- **Objective**: Where the string "floating" occurs in the material below, report the whole line.

## begin

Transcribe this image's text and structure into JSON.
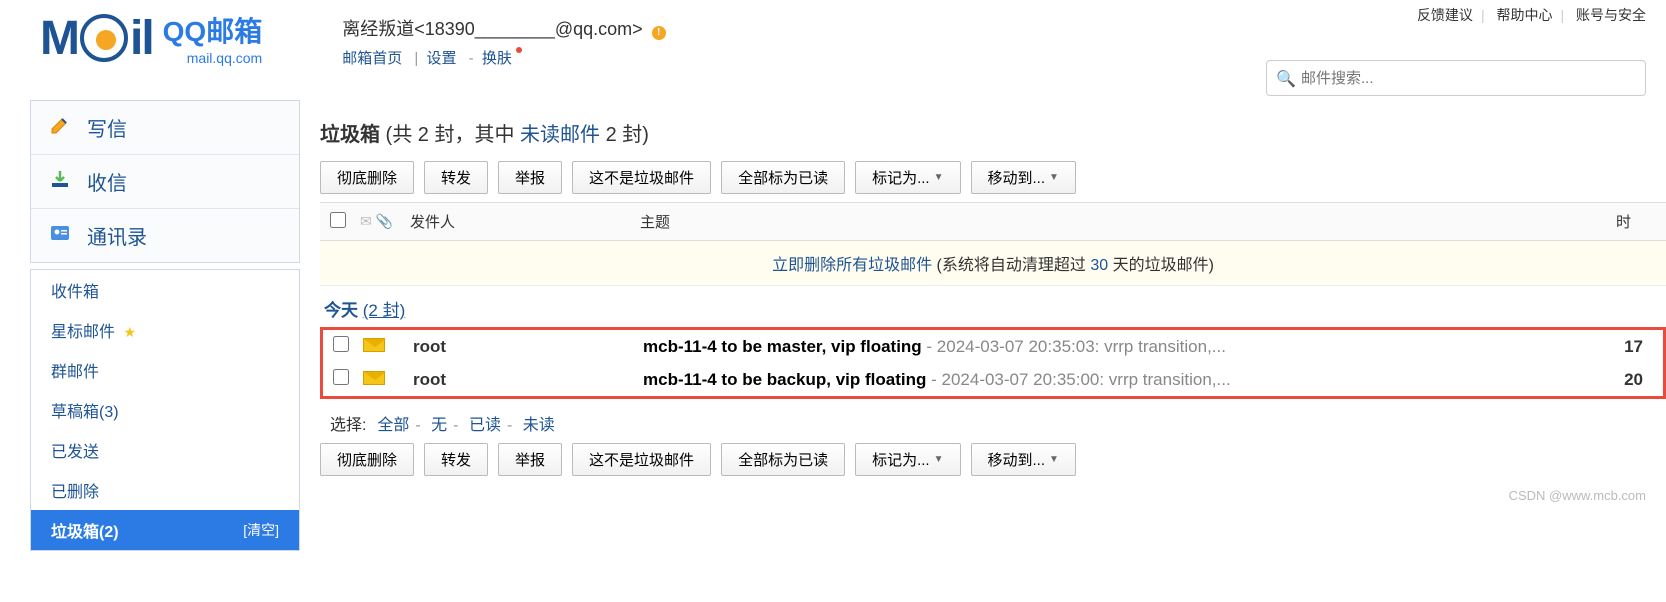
{
  "logo": {
    "left": "M",
    "right": "il",
    "cn_top": "QQ邮箱",
    "cn_bot": "mail.qq.com"
  },
  "user": {
    "display": "离经叛道<18390________@qq.com>",
    "links": {
      "home": "邮箱首页",
      "settings": "设置",
      "skin": "换肤"
    }
  },
  "top_right": {
    "feedback": "反馈建议",
    "help": "帮助中心",
    "account": "账号与安全"
  },
  "search": {
    "placeholder": "邮件搜索..."
  },
  "side_main": {
    "compose": "写信",
    "inbox": "收信",
    "contacts": "通讯录"
  },
  "side_list": {
    "inbox": "收件箱",
    "starred": "星标邮件",
    "group": "群邮件",
    "drafts": "草稿箱(3)",
    "sent": "已发送",
    "deleted": "已删除",
    "spam": "垃圾箱(2)",
    "clear": "[清空]"
  },
  "folder": {
    "name": "垃圾箱",
    "summary_pre": " (共 2 封，其中 ",
    "unread_label": "未读邮件",
    "summary_post": " 2 封)"
  },
  "toolbar": {
    "perm_delete": "彻底删除",
    "forward": "转发",
    "report": "举报",
    "not_spam": "这不是垃圾邮件",
    "mark_all_read": "全部标为已读",
    "mark_as": "标记为...",
    "move_to": "移动到..."
  },
  "columns": {
    "sender": "发件人",
    "subject": "主题",
    "time": "时"
  },
  "notice": {
    "delete_all": "立即删除所有垃圾邮件",
    "pre": " (系统将自动清理超过 ",
    "days": "30",
    "post": " 天的垃圾邮件)"
  },
  "group": {
    "label": "今天",
    "count": "(2 封)"
  },
  "mails": [
    {
      "sender": "root",
      "subject": "mcb-11-4 to be master, vip floating",
      "preview": " - 2024-03-07 20:35:03: vrrp transition,...",
      "time": "17"
    },
    {
      "sender": "root",
      "subject": "mcb-11-4 to be backup, vip floating",
      "preview": " - 2024-03-07 20:35:00: vrrp transition,...",
      "time": "20"
    }
  ],
  "select": {
    "label": "选择:",
    "all": "全部",
    "none": "无",
    "read": "已读",
    "unread": "未读"
  },
  "watermark": "CSDN @www.mcb.com"
}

## end

- **Reply to the exercise**:
      "subject": "mcb-11-4 to be master, vip floating",
      "subject": "mcb-11-4 to be backup, vip floating",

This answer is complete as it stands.